■ EXERCISE: Check every line of the data below for the string "Checkliste", and copy the ones that hold it.

-- BEGIN EXERCISE MATERIALS --

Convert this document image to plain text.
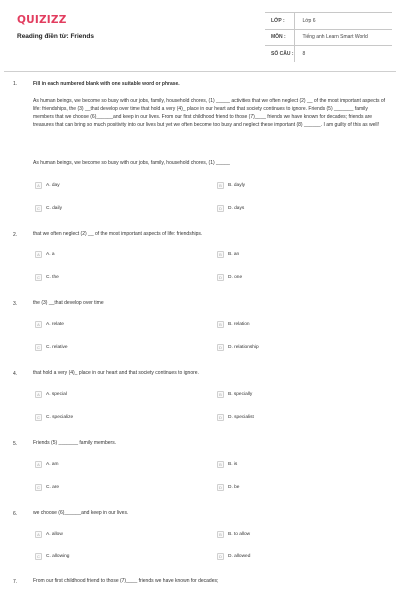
QUIZIZZ
Reading điền từ: Friends
LỚP :	Lớp 6
MÔN :	Tiếng anh Learn Smart World
SỐ CÂU :	8
1.	Fill in each numbered blank with one suitable word or phrase.
As human beings, we become so busy with our jobs, family, household chores, (1) _____ activities that we often neglect (2) __ of the most important aspects of life: friendships, the (3) __that develop over time that hold a very (4)_ place in our heart and that society continues to ignore. Friends (5) _______ family members that we choose (6)______and keep in our lives. From our first childhood friend to those (7)____ friends we have known for decades; friends are treasures that can bring so much positivity into our lives but yet we often become too busy and neglect these important (8) ______. I am guilty of this as well!
As human beings, we become so busy with our jobs, family, household chores, (1) _____
A	A. day	B	B. dayly
C	C. daily	D	D. days
2.	that we often neglect (2) __ of the most important aspects of life: friendships.
A	A. a	B	B. an
C	C. the	D	D. one
3.	the (3) __that develop over time
A	A. relate	B	B. relation
C	C. relative	D	D. relationship
4.	that hold a very (4)_ place in our heart and that society continues to ignore.
A	A. special	B	B. specially
C	C. specialize	D	D. specialist
5.	Friends (5) _______ family members.
A	A. am	B	B. is
C	C. are	D	D. be
6.	we choose (6)______and keep in our lives.
A	A. allow	B	B. to allow
C	C. allowing	D	D. allowed
7.	From our first childhood friend to those (7)____ friends we have known for decades;
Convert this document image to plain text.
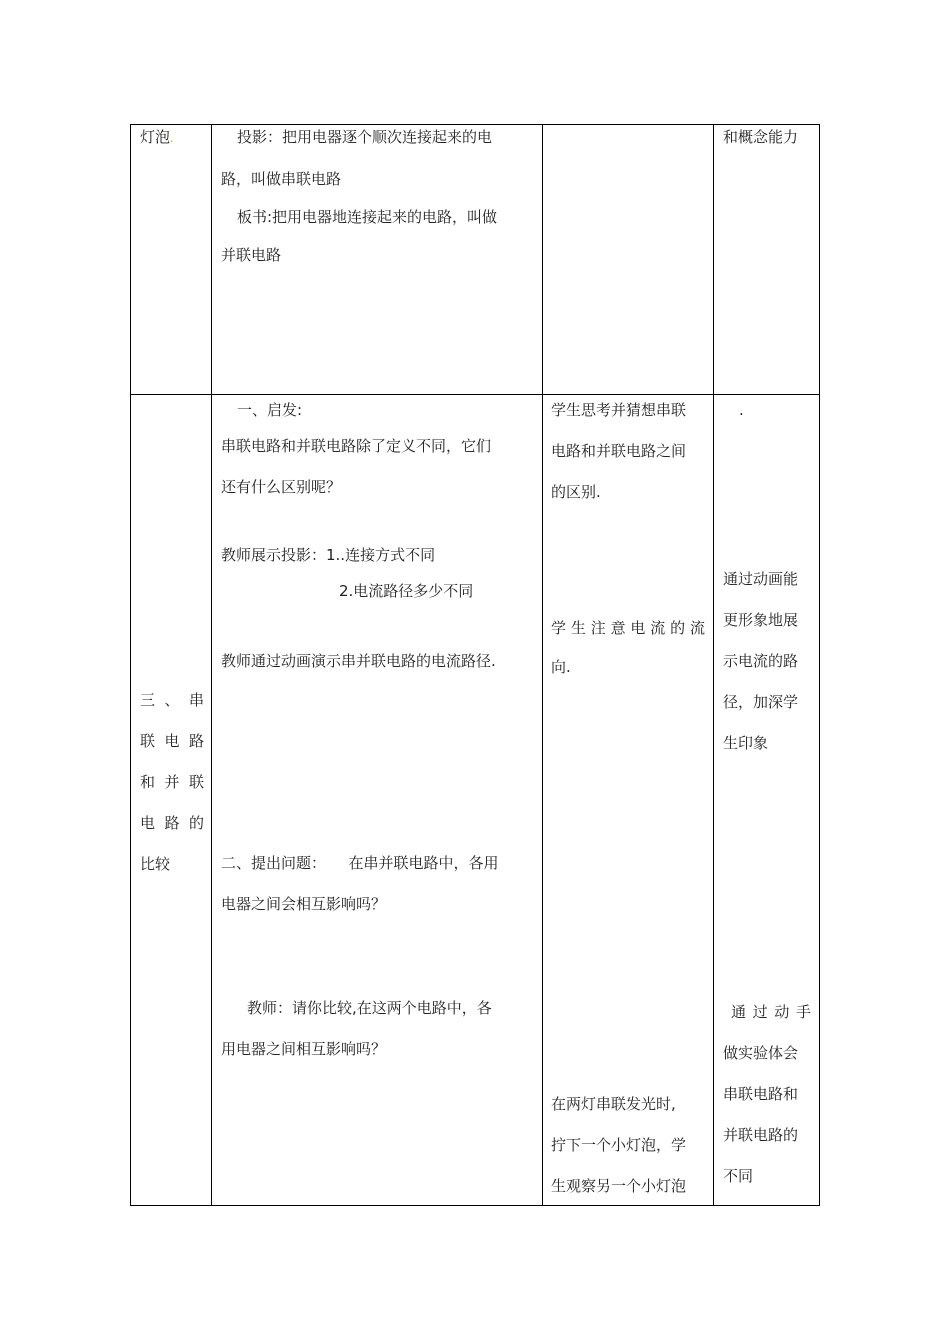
灯泡.	投影：把用电器逐个顺次连接起来的电

路，叫做串联电路

板书:把用电器地连接起来的电路，叫做

并联电路

和概念能力

三 、 串

联 电 路

和 并 联

电 路 的

比较

一、启发:

串联电路和并联电路除了定义不同，它们

还有什么区别呢？

教师展示投影：1..连接方式不同

2.电流路径多少不同

教师通过动画演示串并联电路的电流路径.

二、提出问题：　　在串并联电路中，各用

电器之间会相互影响吗？

教师：请你比较,在这两个电路中，各

用电器之间相互影响吗？

学生思考并猜想串联

电路和并联电路之间

的区别.

学生注意电流的流

向.

在两灯串联发光时,

拧下一个小灯泡，学

生观察另一个小灯泡

.

通过动画能

更形象地展

示电流的路

径，加深学

生印象

通过动手

做实验体会

串联电路和

并联电路的

不同
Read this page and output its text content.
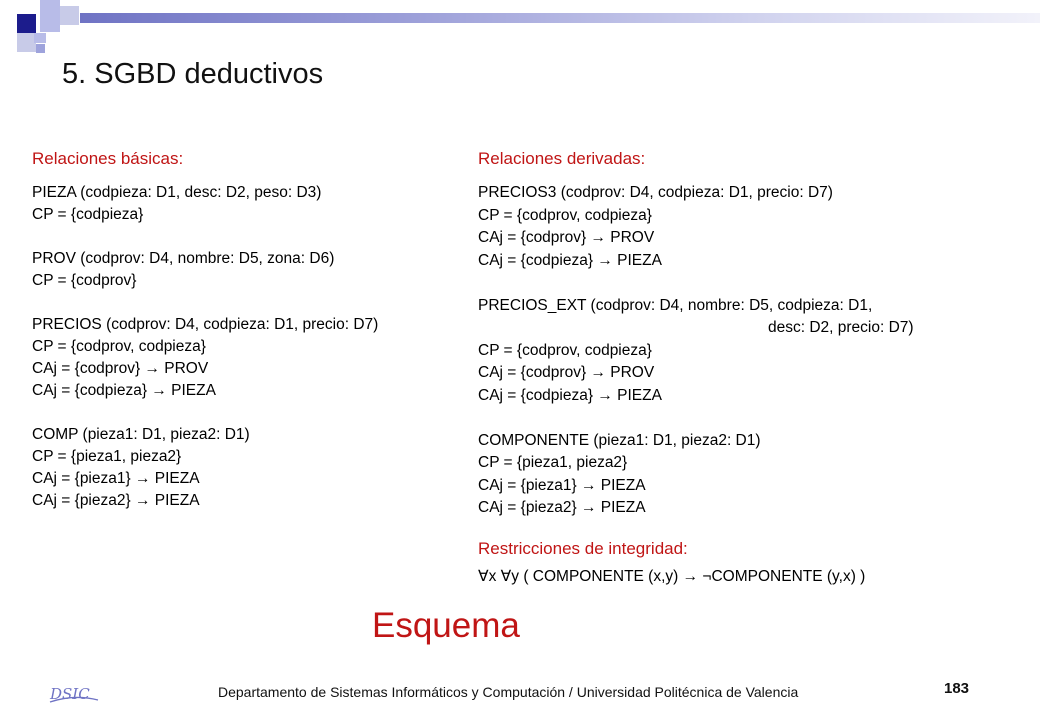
5. SGBD deductivos
Relaciones básicas:
PIEZA (codpieza: D1, desc: D2, peso: D3)
CP = {codpieza}
PROV (codprov: D4, nombre: D5, zona: D6)
CP = {codprov}
PRECIOS (codprov: D4, codpieza: D1, precio: D7)
CP = {codprov, codpieza}
CAj = {codprov} → PROV
CAj = {codpieza} → PIEZA
COMP (pieza1: D1, pieza2: D1)
CP = {pieza1, pieza2}
CAj = {pieza1} → PIEZA
CAj = {pieza2} → PIEZA
Relaciones derivadas:
PRECIOS3 (codprov: D4, codpieza: D1, precio: D7)
CP = {codprov, codpieza}
CAj = {codprov} → PROV
CAj = {codpieza} → PIEZA
PRECIOS_EXT (codprov: D4, nombre: D5, codpieza: D1,
desc: D2, precio: D7)
CP = {codprov, codpieza}
CAj = {codprov} → PROV
CAj = {codpieza} → PIEZA
COMPONENTE (pieza1: D1, pieza2: D1)
CP = {pieza1, pieza2}
CAj = {pieza1} → PIEZA
CAj = {pieza2} → PIEZA
Restricciones de integridad:
∀x ∀y ( COMPONENTE (x,y) → ¬COMPONENTE (y,x) )
Esquema
DSIC	Departamento de Sistemas Informáticos y Computación / Universidad Politécnica de Valencia	183
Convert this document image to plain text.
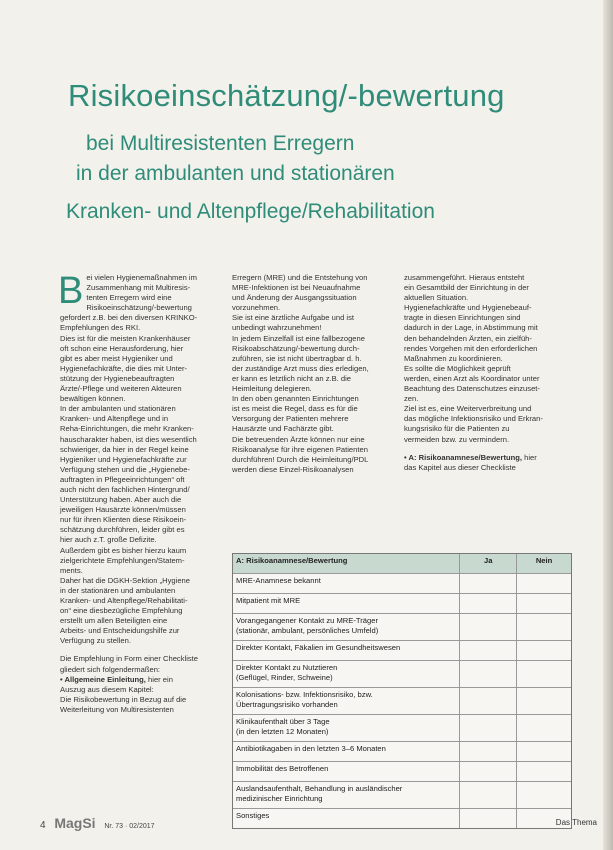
Risikoeinschätzung/-bewertung
bei Multiresistenten Erregern
in der ambulanten und stationären
Kranken- und Altenpflege/Rehabilitation
B ei vielen Hygienemaßnahmen im

Zusammenhang mit Multiresis-

tenten Erregern wird eine

Risikoeinschätzung/-bewertung

gefordert z.B. bei den diversen KRINKO-

Empfehlungen des RKI.

Dies ist für die meisten Krankenhäuser

oft schon eine Herausforderung, hier

gibt es aber meist Hygieniker und

Hygienefachkräfte, die dies mit Unter-

stützung der Hygienebeauftragten

Ärzte/-Pflege und weiteren Akteuren

bewältigen können.

In der ambulanten und stationären

Kranken- und Altenpflege und in

Reha-Einrichtungen, die mehr Kranken-

hauscharakter haben, ist dies wesentlich

schwieriger, da hier in der Regel keine

Hygieniker und Hygienefachkräfte zur

Verfügung stehen und die „Hygienebe-

auftragten in Pflegeeinrichtungen“ oft

auch nicht den fachlichen Hintergrund/

Unterstützung haben. Aber auch die

jeweiligen Hausärzte können/müssen

nur für ihren Klienten diese Risikoein-

schätzung durchführen, leider gibt es

hier auch z.T. große Defizite.

Außerdem gibt es bisher hierzu kaum

zielgerichtete Empfehlungen/Statem-

ments.

Daher hat die DGKH-Sektion „Hygiene

in der stationären und ambulanten

Kranken- und Altenpflege/Rehabilitati-

on“ eine diesbezügliche Empfehlung

erstellt um allen Beteiligten eine

Arbeits- und Entscheidungshilfe zur

Verfügung zu stellen.

Die Empfehlung in Form einer Checkliste

gliedert sich folgendermaßen:

• Allgemeine Einleitung, hier ein

Auszug aus diesem Kapitel:

Die Risikobewertung in Bezug auf die

Weiterleitung von Multiresistenten

Erregern (MRE) und die Entstehung von

MRE-Infektionen ist bei Neuaufnahme

und Änderung der Ausgangssituation

vorzunehmen.

Sie ist eine ärztliche Aufgabe und ist

unbedingt wahrzunehmen!

In jedem Einzelfall ist eine fallbezogene

Risikoabschätzung/-bewertung durch-

zuführen, sie ist nicht übertragbar d. h.

der zuständige Arzt muss dies erledigen,

er kann es letztlich nicht an z.B. die

Heimleitung delegieren.

In den oben genannten Einrichtungen

ist es meist die Regel, dass es für die

Versorgung der Patienten mehrere

Hausärzte und Fachärzte gibt.

Die betreuenden Ärzte können nur eine

Risikoanalyse für ihre eigenen Patienten

durchführen! Durch die Heimleitung/PDL

werden diese Einzel-Risikoanalysen

zusammengeführt. Hieraus entsteht

ein Gesamtbild der Einrichtung in der

aktuellen Situation.

Hygienefachkräfte und Hygienebeauf-

tragte in diesen Einrichtungen sind

dadurch in der Lage, in Abstimmung mit

den behandelnden Ärzten, ein zielfüh-

rendes Vorgehen mit den erforderlichen

Maßnahmen zu koordinieren.

Es sollte die Möglichkeit geprüft

werden, einen Arzt als Koordinator unter

Beachtung des Datenschutzes einzuset-

zen.

Ziel ist es, eine Weiterverbreitung und

das mögliche Infektionsrisiko und Erkran-

kungsrisiko für die Patienten zu

vermeiden bzw. zu vermindern.

• A: Risikoanamnese/Bewertung, hier

das Kapitel aus dieser Checkliste

A: Risikoanamnese/Bewertung	Ja	Nein
MRE-Anamnese bekannt
Mitpatient mit MRE
Vorangegangener Kontakt zu MRE-Träger
(stationär, ambulant, persönliches Umfeld)
Direkter Kontakt, Fäkalien im Gesundheitswesen
Direkter Kontakt zu Nutztieren
(Geflügel, Rinder, Schweine)
Kolonisations- bzw. Infektionsrisiko, bzw.
Übertragungsrisiko vorhanden
Klinikaufenthalt über 3 Tage
(in den letzten 12 Monaten)
Antibiotikagaben in den letzten 3–6 Monaten
Immobilität des Betroffenen
Auslandsaufenthalt, Behandlung in ausländischer
medizinischer Einrichtung
Sonstiges
4 MagSi Nr. 73 · 02/2017	Das Thema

-- END EXERCISE MATERIALS --

■ SOLUTION TO THIS TASK:
Die Empfehlung in Form einer Checkliste
das Kapitel aus dieser Checkliste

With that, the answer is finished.